Written problem →
Will you give the material below again, every line exactly as it is?

Provided records →

━━━━━━━━━━

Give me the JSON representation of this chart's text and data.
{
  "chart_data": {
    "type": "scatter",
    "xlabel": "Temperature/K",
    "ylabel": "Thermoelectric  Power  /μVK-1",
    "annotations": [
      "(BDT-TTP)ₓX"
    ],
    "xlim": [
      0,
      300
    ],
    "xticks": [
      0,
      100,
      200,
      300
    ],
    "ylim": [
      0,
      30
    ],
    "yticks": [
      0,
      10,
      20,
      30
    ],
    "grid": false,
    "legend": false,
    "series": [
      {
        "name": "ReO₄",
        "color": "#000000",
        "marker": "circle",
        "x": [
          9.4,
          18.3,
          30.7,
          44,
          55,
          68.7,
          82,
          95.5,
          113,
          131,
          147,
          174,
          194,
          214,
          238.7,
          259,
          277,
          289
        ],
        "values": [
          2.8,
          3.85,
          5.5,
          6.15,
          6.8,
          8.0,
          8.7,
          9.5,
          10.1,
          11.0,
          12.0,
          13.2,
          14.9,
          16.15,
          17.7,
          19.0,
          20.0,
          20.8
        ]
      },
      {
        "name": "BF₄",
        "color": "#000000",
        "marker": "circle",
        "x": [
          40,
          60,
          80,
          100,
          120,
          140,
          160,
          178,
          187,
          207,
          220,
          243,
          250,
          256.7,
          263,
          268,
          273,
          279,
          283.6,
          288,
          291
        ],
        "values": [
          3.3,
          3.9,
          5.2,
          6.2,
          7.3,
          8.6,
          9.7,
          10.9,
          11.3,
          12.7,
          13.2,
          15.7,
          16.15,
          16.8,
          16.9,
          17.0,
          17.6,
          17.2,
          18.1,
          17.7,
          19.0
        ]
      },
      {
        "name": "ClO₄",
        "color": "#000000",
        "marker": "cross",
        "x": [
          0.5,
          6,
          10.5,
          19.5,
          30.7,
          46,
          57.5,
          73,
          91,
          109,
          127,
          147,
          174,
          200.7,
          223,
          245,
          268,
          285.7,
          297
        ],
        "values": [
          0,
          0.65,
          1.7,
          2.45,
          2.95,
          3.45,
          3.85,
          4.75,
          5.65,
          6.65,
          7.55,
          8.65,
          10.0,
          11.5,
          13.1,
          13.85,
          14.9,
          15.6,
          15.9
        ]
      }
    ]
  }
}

━━━━━━━━━━

Solution →
Give me the JSON representation of this chart's text and data.
{
  "chart_data": {
    "type": "scatter",
    "xlabel": "Temperature/K",
    "ylabel": "Thermoelectric  Power  /μVK-1",
    "annotations": [
      "(BDT-TTP)ₓX"
    ],
    "xlim": [
      0,
      300
    ],
    "xticks": [
      0,
      100,
      200,
      300
    ],
    "ylim": [
      0,
      30
    ],
    "yticks": [
      0,
      10,
      20,
      30
    ],
    "grid": false,
    "legend": false,
    "series": [
      {
        "name": "ReO₄",
        "color": "#000000",
        "marker": "circle",
        "x": [
          9.4,
          18.3,
          30.7,
          44,
          55,
          68.7,
          82,
          95.5,
          113,
          131,
          147,
          174,
          194,
          214,
          238.7,
          259,
          277,
          289
        ],
        "values": [
          2.8,
          3.85,
          5.5,
          6.15,
          6.8,
          8.0,
          8.7,
          9.5,
          10.1,
          11.0,
          12.0,
          13.2,
          14.9,
          16.15,
          17.7,
          19.0,
          20.0,
          20.8
        ]
      },
      {
        "name": "BF₄",
        "color": "#000000",
        "marker": "circle",
        "x": [
          40,
          60,
          80,
          100,
          120,
          140,
          160,
          178,
          187,
          207,
          220,
          243,
          250,
          256.7,
          263,
          268,
          273,
          279,
          283.6,
          288,
          291
        ],
        "values": [
          3.3,
          3.9,
          5.2,
          6.2,
          7.3,
          8.6,
          9.7,
          10.9,
          11.3,
          12.7,
          13.2,
          15.7,
          16.15,
          16.8,
          16.9,
          17.0,
          17.6,
          17.2,
          18.1,
          17.7,
          19.0
        ]
      },
      {
        "name": "ClO₄",
        "color": "#000000",
        "marker": "cross",
        "x": [
          0.5,
          6,
          10.5,
          19.5,
          30.7,
          46,
          57.5,
          73,
          91,
          109,
          127,
          147,
          174,
          200.7,
          223,
          245,
          268,
          285.7,
          297
        ],
        "values": [
          0,
          0.65,
          1.7,
          2.45,
          2.95,
          3.45,
          3.85,
          4.75,
          5.65,
          6.65,
          7.55,
          8.65,
          10.0,
          11.5,
          13.1,
          13.85,
          14.9,
          15.6,
          15.9
        ]
      }
    ]
  }
}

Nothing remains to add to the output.